---------- Texto base ----------
O POIA
16 de Maio de 2005
Poia é um termo que caiu em desuso e serve
para designar a pessoa preguiçosa. Estaciona num lugar e não tem
coragem de levantar-se para coisa alguma. Incapaz de se mexer para
ajudar quem quer que seja, pois não faz nada nem por si mesmo. Não
quer nada com a hora do Brasil. Só de falar em trabalho, cansa.
Deprecia os que labutam. Quer que tudo chegue às suas mãos sem o
mínimo esforço. Não esquenta, justamente para dar um tempo, refletir
e não tomar nenhuma atitude. Acorda tão tarde que perde a hora de ir
para a praia e resolve parar no bar para pôr as idéias em ordem.
Como se fosse possível.
Quando a virgindade pesava na assinatura dos contratos de
casamento, não achava nada demais os sicilianos recomendarem aos
recém-casados exibirem o lençol manchado de sangue. Reflexo de uma
cultura machista que não deixava por menos, tinha de engravidar logo
no primeiro dia, evoluindo depois para “cavalo amarrado ainda
pasta”. A celebração da sociedade do poia com o vampiro.
Useiro e
vezeiro em trocar idéias com esposas insatisfeitas de amigos do
peito - o pecado sempre mora ao lado -, cujo percurso marcado por
infidelidades conhecia. Para pegar as sobras de mulheres que
transferem a culpa de serem obrigadas a trair para o sexo oposto.
Por vingança, que se iniciou na falta de atenção e riscou o fósforo
quando o olho guloso do marido despiu da cabeça aos pés a amiga que
veio de longe - o mesmo olhar que a conquistou. Ela agora necessita
de uma assistência social sem que o poia levante um dedo sequer,
bastando uma voz aveludada como máscara para ele se servir dela.
---------- Material da tarefa ----------
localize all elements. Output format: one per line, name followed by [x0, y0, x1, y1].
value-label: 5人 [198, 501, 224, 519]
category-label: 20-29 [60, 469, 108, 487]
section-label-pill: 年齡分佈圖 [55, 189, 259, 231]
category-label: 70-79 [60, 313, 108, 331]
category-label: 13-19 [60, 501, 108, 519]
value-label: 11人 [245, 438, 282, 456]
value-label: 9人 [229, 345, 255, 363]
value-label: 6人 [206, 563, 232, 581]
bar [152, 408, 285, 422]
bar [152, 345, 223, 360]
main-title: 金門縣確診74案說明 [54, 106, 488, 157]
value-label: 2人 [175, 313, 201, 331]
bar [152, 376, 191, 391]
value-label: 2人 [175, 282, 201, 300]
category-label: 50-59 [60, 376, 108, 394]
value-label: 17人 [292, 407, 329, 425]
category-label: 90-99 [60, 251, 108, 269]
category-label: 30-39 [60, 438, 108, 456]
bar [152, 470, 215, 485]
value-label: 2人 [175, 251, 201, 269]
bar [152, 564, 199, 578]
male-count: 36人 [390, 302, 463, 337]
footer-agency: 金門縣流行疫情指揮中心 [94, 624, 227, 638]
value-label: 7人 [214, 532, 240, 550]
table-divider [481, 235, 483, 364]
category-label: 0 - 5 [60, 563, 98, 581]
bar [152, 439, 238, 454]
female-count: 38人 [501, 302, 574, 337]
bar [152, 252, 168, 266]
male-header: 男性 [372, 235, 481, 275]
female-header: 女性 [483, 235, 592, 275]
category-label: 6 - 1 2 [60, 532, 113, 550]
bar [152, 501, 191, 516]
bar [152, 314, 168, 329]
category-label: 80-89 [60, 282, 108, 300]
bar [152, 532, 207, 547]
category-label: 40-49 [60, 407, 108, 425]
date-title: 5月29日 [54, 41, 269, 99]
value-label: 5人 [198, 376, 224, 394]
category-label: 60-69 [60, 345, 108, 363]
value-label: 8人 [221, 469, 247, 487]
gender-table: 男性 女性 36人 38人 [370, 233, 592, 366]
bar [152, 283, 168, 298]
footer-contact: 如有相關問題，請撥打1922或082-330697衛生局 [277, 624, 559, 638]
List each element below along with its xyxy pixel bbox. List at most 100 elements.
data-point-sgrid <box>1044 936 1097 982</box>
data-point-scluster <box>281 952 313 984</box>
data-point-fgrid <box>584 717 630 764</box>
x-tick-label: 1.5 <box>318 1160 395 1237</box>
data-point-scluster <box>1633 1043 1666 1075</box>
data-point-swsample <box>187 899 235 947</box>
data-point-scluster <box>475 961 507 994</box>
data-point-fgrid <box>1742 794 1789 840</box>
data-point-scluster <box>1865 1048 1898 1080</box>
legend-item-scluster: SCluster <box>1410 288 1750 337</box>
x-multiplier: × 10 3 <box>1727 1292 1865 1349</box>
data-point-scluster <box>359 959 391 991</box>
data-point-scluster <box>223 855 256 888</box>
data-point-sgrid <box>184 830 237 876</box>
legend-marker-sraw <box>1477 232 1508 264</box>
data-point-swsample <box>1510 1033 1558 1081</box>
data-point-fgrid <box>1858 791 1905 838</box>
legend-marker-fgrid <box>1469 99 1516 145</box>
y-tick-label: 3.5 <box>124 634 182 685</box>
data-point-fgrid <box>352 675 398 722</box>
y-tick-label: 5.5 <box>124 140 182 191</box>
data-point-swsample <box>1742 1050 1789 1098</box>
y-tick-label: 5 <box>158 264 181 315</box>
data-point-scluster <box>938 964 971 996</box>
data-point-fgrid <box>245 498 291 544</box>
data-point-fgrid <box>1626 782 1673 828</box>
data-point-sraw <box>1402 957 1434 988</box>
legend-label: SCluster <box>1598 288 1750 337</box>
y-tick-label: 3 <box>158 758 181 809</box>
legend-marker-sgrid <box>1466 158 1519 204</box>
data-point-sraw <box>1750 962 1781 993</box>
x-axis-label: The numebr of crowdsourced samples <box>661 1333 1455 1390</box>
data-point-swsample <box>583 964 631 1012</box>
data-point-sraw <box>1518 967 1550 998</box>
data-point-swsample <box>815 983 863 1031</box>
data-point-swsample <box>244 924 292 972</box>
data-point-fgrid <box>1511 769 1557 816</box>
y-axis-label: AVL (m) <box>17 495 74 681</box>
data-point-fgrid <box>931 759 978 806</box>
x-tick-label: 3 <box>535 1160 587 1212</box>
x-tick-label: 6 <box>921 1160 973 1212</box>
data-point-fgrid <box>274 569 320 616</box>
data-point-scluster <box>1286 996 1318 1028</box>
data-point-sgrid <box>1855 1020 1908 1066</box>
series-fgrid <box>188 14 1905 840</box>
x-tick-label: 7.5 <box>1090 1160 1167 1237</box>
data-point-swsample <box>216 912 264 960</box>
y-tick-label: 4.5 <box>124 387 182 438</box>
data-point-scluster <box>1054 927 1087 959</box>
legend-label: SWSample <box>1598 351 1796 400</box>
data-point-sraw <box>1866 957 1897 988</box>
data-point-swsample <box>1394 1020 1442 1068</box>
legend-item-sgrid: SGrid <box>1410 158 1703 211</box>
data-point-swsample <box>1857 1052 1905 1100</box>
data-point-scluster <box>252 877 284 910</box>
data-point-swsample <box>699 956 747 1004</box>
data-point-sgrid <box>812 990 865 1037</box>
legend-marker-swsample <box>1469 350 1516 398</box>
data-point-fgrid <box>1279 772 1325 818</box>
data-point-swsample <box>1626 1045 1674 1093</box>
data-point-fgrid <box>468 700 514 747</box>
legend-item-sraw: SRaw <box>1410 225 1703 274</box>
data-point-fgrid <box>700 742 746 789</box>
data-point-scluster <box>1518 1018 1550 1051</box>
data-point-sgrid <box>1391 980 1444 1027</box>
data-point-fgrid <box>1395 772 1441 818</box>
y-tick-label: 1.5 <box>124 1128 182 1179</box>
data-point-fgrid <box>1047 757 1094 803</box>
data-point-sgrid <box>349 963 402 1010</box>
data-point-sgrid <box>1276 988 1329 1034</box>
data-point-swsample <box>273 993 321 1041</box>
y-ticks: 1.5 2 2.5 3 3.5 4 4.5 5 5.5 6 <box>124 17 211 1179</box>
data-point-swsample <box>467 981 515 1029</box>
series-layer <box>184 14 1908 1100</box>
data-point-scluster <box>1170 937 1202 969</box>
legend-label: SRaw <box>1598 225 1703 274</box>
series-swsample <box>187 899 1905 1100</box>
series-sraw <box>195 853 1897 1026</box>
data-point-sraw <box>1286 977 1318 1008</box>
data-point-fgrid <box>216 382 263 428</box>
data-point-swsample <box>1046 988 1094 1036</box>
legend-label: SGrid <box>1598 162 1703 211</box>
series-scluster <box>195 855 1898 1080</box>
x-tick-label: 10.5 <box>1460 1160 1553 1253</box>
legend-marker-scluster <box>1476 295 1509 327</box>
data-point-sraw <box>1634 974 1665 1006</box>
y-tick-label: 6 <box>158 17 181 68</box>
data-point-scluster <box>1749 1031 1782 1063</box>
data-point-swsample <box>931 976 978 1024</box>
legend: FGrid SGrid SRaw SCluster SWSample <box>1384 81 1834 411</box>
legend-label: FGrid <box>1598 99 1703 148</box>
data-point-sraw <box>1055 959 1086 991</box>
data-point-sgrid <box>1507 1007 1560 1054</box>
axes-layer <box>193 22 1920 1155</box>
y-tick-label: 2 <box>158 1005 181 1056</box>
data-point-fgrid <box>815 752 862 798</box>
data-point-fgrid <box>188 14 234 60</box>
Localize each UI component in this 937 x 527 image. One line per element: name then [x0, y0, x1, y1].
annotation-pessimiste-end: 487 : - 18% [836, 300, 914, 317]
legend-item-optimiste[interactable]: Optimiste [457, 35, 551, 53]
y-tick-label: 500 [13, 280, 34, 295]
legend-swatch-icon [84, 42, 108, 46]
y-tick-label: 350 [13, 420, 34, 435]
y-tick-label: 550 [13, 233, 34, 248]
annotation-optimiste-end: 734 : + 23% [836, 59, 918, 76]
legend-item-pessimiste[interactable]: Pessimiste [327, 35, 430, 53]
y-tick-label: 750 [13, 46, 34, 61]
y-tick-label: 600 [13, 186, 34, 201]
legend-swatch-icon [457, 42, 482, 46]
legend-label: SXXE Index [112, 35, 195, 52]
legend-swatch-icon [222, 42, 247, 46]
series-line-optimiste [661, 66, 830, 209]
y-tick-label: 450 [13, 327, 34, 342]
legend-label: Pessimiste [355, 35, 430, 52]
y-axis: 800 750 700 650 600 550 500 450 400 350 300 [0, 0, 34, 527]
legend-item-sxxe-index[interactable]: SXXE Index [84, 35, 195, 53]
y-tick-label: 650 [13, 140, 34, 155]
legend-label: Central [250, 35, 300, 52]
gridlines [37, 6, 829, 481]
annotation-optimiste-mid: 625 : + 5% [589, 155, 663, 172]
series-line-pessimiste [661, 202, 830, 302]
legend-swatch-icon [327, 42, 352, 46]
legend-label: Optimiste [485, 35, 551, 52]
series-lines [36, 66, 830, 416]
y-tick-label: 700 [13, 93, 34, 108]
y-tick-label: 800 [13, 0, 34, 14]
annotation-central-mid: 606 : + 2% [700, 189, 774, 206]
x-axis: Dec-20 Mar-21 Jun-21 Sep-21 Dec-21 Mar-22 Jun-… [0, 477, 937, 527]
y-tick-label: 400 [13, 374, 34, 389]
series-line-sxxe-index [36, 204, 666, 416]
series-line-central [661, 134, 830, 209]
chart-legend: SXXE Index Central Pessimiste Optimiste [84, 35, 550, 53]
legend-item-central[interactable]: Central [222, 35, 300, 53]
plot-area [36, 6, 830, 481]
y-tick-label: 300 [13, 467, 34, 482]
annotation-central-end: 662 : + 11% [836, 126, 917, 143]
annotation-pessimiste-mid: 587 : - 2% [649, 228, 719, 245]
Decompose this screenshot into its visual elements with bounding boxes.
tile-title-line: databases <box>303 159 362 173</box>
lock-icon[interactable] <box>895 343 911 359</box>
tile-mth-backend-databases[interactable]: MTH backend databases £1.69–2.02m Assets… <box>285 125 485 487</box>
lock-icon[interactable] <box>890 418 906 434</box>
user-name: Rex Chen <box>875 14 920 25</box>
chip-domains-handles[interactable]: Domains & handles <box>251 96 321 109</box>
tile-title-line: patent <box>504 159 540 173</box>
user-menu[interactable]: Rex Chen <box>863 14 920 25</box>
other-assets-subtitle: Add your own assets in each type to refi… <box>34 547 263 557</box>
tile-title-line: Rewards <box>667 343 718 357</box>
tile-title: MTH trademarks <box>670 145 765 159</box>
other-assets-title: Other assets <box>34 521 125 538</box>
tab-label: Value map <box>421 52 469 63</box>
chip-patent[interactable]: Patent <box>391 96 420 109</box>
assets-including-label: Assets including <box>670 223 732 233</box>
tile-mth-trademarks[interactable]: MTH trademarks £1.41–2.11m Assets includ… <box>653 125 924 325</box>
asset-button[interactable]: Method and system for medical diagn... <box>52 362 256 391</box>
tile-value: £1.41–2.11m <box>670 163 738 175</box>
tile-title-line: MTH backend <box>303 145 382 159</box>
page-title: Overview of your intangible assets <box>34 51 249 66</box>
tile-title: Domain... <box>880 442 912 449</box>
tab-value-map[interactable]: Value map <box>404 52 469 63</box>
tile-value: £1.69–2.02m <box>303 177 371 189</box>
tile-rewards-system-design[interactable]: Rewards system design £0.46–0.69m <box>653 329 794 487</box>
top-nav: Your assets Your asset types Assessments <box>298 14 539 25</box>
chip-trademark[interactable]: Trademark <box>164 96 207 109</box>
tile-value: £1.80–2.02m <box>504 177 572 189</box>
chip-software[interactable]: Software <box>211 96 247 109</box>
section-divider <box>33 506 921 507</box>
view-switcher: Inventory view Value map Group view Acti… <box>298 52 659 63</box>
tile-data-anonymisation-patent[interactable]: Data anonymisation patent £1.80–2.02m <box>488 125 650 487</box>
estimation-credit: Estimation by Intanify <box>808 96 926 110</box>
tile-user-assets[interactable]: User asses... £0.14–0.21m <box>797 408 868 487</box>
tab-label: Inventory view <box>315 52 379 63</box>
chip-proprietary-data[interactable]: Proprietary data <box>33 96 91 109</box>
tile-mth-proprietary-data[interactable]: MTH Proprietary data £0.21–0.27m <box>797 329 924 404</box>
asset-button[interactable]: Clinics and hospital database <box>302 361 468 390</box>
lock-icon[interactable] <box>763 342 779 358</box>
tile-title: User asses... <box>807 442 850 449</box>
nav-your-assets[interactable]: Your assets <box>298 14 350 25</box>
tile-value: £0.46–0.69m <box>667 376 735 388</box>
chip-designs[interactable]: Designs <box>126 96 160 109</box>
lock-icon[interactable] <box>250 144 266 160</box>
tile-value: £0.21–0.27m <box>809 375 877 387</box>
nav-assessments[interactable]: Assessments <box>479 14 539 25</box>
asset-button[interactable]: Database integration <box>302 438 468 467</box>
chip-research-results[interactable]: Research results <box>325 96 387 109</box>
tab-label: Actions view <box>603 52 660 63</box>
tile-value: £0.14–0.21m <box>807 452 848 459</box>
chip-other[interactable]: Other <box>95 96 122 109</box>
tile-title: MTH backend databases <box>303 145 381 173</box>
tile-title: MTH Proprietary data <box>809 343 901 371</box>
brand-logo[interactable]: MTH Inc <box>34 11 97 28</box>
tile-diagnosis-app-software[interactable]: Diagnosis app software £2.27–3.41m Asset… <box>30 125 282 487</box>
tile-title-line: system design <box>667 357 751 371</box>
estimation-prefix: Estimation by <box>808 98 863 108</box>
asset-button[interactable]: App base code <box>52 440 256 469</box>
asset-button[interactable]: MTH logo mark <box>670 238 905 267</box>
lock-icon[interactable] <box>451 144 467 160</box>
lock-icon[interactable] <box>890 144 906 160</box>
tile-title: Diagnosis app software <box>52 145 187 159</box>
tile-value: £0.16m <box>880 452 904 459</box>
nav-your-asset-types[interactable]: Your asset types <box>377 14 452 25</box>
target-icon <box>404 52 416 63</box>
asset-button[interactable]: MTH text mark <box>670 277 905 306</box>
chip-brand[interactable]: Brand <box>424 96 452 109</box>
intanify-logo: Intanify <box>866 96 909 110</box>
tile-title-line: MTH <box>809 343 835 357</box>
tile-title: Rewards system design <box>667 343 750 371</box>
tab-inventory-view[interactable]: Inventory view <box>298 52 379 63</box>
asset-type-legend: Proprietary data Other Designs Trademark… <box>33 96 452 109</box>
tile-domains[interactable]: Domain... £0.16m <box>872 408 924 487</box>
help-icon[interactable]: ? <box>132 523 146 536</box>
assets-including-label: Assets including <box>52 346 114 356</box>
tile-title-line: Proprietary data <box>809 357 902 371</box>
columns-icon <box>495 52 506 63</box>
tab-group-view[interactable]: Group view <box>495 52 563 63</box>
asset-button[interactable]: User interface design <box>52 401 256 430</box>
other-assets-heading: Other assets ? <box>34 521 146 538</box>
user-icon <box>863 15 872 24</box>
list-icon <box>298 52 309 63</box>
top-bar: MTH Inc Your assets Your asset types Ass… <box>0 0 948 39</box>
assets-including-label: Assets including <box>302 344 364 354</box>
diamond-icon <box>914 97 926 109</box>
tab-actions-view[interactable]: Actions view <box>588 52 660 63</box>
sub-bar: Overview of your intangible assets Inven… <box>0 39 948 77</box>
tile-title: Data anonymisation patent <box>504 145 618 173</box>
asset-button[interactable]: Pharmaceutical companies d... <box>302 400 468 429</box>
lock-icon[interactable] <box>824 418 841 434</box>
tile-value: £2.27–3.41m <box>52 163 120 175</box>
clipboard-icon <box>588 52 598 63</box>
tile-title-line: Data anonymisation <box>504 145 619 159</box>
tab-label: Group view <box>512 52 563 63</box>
----------
§ **Exercícios**
1: Segundo o texto sobre o poia, que tipo de pessoa esse termo designa?
2: Repita sem alterações as linhas da listagem, desde a primeira até a linha que contém "bar [152, 376, 191, 391]", incluindo-a.

§ **Gabarito**
1: Designa a pessoa preguiçosa.

2:
localize all elements. Output format: one per line, name followed by [x0, y0, x1, y1].
value-label: 5人 [198, 501, 224, 519]
category-label: 20-29 [60, 469, 108, 487]
section-label-pill: 年齡分佈圖 [55, 189, 259, 231]
category-label: 70-79 [60, 313, 108, 331]
category-label: 13-19 [60, 501, 108, 519]
value-label: 11人 [245, 438, 282, 456]
value-label: 9人 [229, 345, 255, 363]
value-label: 6人 [206, 563, 232, 581]
bar [152, 408, 285, 422]
bar [152, 345, 223, 360]
main-title: 金門縣確診74案說明 [54, 106, 488, 157]
value-label: 2人 [175, 313, 201, 331]
bar [152, 376, 191, 391]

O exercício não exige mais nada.